• [Instructions for the task]:
Please give the entries again in full and exactly, without any picture.

Entries with figure data:
======
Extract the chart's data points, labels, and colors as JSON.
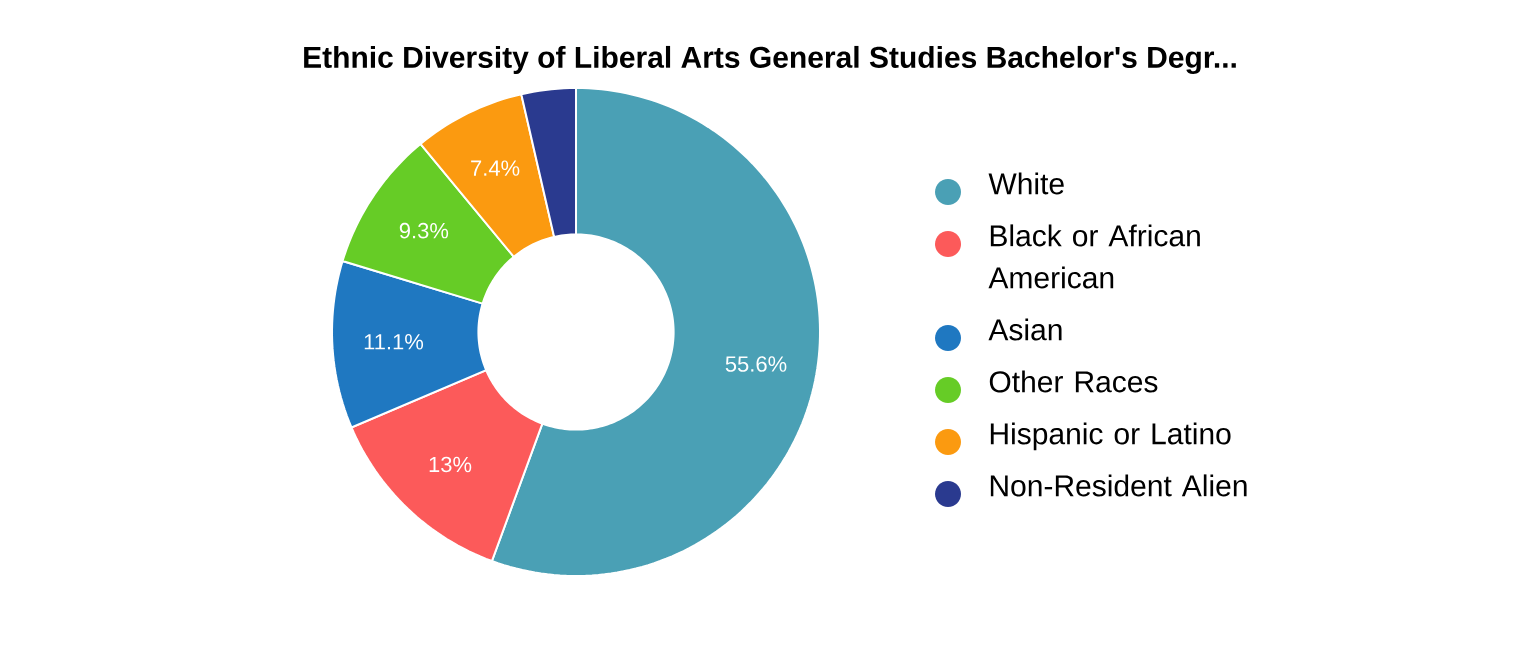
{
  "chart_data": {
    "type": "donut",
    "title": "Ethnic Diversity of Liberal Arts General Studies Bachelor's Degr...",
    "categories": [
      "White",
      "Black or African American",
      "Asian",
      "Other Races",
      "Hispanic or Latino",
      "Non-Resident Alien"
    ],
    "values": [
      55.6,
      13,
      11.1,
      9.3,
      7.4,
      3.6
    ],
    "colors": [
      "#4aa0b5",
      "#fc5a5a",
      "#1f78c1",
      "#66cc26",
      "#fb9a10",
      "#2a3a8f"
    ],
    "value_labels": [
      "55.6%",
      "13%",
      "11.1%",
      "9.3%",
      "7.4%",
      null
    ],
    "legend": "right"
  }
}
======
• [Completed task]:
Extract the chart's data points, labels, and colors as JSON.
{
  "chart_data": {
    "type": "donut",
    "title": "Ethnic Diversity of Liberal Arts General Studies Bachelor's Degr...",
    "categories": [
      "White",
      "Black or African American",
      "Asian",
      "Other Races",
      "Hispanic or Latino",
      "Non-Resident Alien"
    ],
    "values": [
      55.6,
      13,
      11.1,
      9.3,
      7.4,
      3.6
    ],
    "colors": [
      "#4aa0b5",
      "#fc5a5a",
      "#1f78c1",
      "#66cc26",
      "#fb9a10",
      "#2a3a8f"
    ],
    "value_labels": [
      "55.6%",
      "13%",
      "11.1%",
      "9.3%",
      "7.4%",
      null
    ],
    "legend": "right"
  }
}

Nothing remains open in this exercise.